**Instruction**. Reproduce, character for character, every row from the one containing "projects-icon xyxy=(14,137,64,161)" down to the one containing "data-spike xyxy=(899,689,906,824)", including both of those rows.

**Supplied records**.

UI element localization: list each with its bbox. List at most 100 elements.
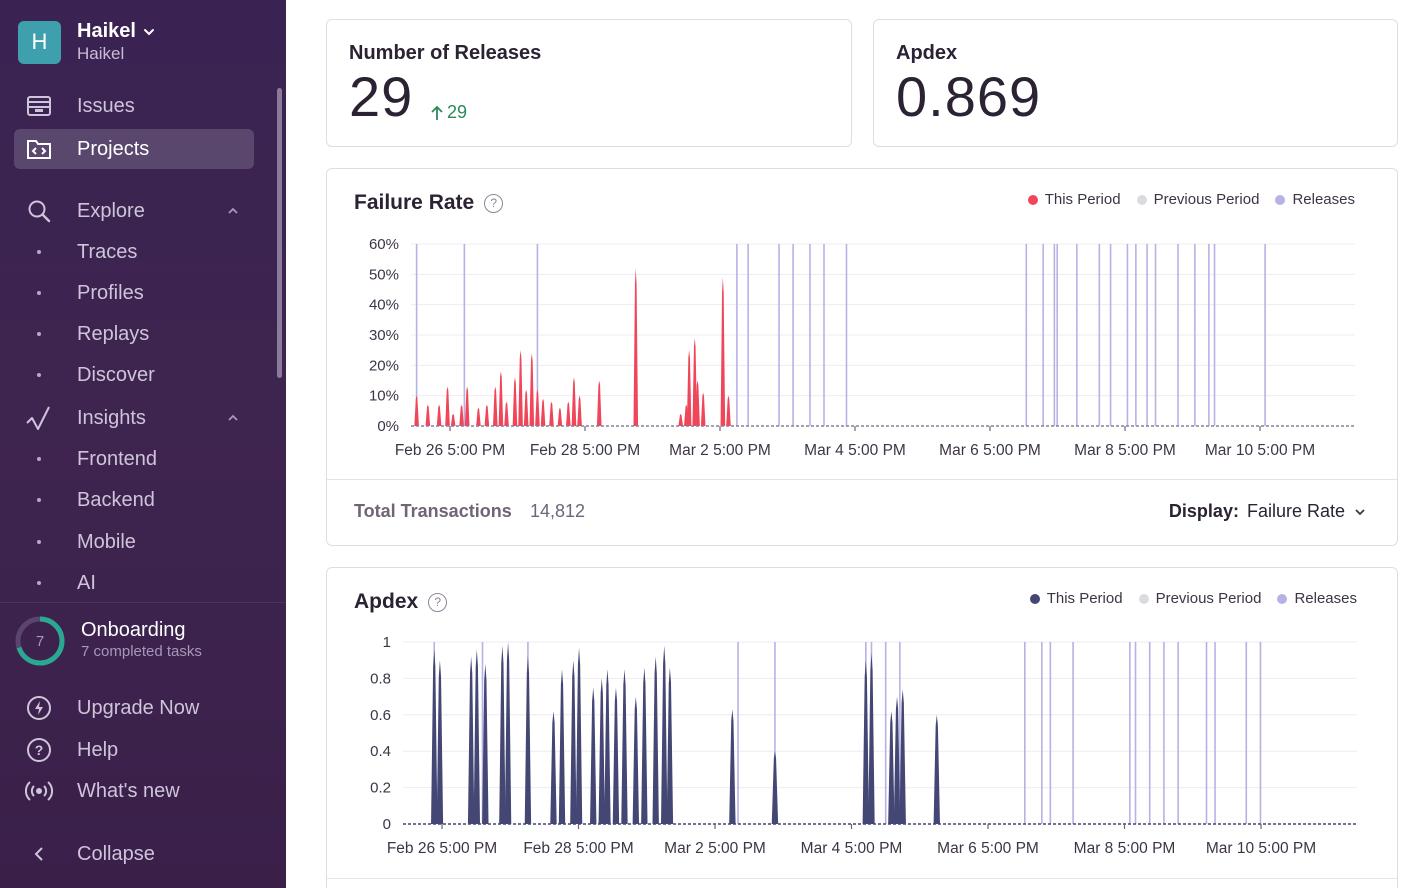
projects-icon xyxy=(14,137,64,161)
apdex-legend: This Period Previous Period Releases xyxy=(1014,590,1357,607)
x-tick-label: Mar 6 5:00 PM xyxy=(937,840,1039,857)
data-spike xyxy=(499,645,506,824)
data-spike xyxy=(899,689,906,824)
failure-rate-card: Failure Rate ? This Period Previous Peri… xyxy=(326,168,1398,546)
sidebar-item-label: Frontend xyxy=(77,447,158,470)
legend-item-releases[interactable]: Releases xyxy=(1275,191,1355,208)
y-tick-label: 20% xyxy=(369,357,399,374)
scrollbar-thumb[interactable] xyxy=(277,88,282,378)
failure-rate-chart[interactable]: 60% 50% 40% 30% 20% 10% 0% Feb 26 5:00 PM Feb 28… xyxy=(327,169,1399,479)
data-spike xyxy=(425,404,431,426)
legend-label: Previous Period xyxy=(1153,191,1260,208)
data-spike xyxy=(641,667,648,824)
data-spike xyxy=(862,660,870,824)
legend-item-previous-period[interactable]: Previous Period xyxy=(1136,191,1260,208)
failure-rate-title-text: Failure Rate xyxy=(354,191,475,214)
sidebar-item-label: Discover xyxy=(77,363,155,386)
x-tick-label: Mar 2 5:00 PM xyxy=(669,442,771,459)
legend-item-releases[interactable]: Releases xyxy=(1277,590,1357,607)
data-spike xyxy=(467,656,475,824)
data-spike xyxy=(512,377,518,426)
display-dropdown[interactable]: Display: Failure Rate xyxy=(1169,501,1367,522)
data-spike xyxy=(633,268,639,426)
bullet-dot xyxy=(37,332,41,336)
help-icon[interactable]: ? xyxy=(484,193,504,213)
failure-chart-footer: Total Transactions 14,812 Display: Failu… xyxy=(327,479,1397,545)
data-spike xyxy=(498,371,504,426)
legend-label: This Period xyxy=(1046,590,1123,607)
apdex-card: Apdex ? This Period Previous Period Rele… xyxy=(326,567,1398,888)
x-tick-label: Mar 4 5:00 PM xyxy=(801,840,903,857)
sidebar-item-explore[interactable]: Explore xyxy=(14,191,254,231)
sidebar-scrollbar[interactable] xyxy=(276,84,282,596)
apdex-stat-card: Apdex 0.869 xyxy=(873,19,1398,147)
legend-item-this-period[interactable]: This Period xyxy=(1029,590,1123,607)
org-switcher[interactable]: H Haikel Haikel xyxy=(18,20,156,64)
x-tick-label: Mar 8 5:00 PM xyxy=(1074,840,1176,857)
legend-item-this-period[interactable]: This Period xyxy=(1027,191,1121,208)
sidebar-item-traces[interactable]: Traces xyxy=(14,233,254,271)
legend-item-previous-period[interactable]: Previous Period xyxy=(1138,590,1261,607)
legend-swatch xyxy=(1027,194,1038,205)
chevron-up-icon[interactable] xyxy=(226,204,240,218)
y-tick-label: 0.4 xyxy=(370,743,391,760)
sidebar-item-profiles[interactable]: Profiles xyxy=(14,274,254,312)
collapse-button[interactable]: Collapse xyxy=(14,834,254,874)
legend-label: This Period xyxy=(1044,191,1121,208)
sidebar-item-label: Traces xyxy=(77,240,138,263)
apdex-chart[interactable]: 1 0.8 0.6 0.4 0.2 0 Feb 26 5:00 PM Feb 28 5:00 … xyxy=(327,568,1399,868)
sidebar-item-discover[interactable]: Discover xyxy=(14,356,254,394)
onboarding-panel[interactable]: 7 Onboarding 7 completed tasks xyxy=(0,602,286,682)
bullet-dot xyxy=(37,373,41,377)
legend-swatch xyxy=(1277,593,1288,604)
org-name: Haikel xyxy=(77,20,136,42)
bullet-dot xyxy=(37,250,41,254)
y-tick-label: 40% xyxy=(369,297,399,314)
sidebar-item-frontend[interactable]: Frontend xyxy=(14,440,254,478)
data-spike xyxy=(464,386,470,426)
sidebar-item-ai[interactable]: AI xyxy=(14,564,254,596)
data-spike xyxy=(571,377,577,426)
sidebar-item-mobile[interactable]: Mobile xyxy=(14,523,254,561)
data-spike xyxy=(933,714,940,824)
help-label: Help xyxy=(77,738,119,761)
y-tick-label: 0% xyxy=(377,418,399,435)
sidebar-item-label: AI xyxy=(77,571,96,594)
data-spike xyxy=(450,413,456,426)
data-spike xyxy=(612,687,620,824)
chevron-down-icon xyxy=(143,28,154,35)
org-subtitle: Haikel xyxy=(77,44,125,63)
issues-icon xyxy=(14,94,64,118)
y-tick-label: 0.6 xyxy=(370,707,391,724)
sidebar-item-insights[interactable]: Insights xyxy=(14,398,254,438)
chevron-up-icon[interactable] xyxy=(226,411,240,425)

**Answer to the task**.
projects-icon xyxy=(14,137,64,161)
apdex-legend: This Period Previous Period Releases xyxy=(1014,590,1357,607)
x-tick-label: Mar 6 5:00 PM xyxy=(937,840,1039,857)
data-spike xyxy=(499,645,506,824)
data-spike xyxy=(899,689,906,824)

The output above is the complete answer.